**What the exercise asks:** Will you write out the data exactly, excluding every picture?

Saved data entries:
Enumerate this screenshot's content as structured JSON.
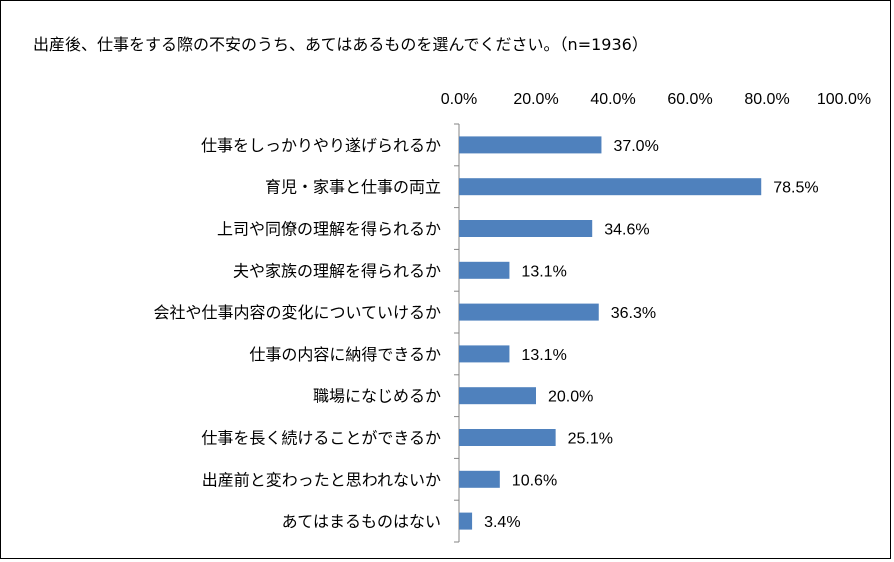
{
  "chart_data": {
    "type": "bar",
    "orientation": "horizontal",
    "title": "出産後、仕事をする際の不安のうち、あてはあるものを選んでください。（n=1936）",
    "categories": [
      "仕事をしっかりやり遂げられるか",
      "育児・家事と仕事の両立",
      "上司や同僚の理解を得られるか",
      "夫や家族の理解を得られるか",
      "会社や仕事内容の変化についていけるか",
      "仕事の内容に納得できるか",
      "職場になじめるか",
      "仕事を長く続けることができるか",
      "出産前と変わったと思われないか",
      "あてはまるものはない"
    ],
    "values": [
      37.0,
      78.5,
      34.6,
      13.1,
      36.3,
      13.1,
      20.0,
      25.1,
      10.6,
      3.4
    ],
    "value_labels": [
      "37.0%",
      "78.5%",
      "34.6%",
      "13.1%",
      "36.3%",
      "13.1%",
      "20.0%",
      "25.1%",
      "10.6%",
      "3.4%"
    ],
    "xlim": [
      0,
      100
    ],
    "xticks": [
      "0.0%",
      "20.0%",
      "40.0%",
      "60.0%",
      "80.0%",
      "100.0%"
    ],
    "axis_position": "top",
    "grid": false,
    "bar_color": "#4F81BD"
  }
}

**Exercise result:**
Enumerate this screenshot's content as structured JSON.
{
  "chart_data": {
    "type": "bar",
    "orientation": "horizontal",
    "title": "出産後、仕事をする際の不安のうち、あてはあるものを選んでください。（n=1936）",
    "categories": [
      "仕事をしっかりやり遂げられるか",
      "育児・家事と仕事の両立",
      "上司や同僚の理解を得られるか",
      "夫や家族の理解を得られるか",
      "会社や仕事内容の変化についていけるか",
      "仕事の内容に納得できるか",
      "職場になじめるか",
      "仕事を長く続けることができるか",
      "出産前と変わったと思われないか",
      "あてはまるものはない"
    ],
    "values": [
      37.0,
      78.5,
      34.6,
      13.1,
      36.3,
      13.1,
      20.0,
      25.1,
      10.6,
      3.4
    ],
    "value_labels": [
      "37.0%",
      "78.5%",
      "34.6%",
      "13.1%",
      "36.3%",
      "13.1%",
      "20.0%",
      "25.1%",
      "10.6%",
      "3.4%"
    ],
    "xlim": [
      0,
      100
    ],
    "xticks": [
      "0.0%",
      "20.0%",
      "40.0%",
      "60.0%",
      "80.0%",
      "100.0%"
    ],
    "axis_position": "top",
    "grid": false,
    "bar_color": "#4F81BD"
  }
}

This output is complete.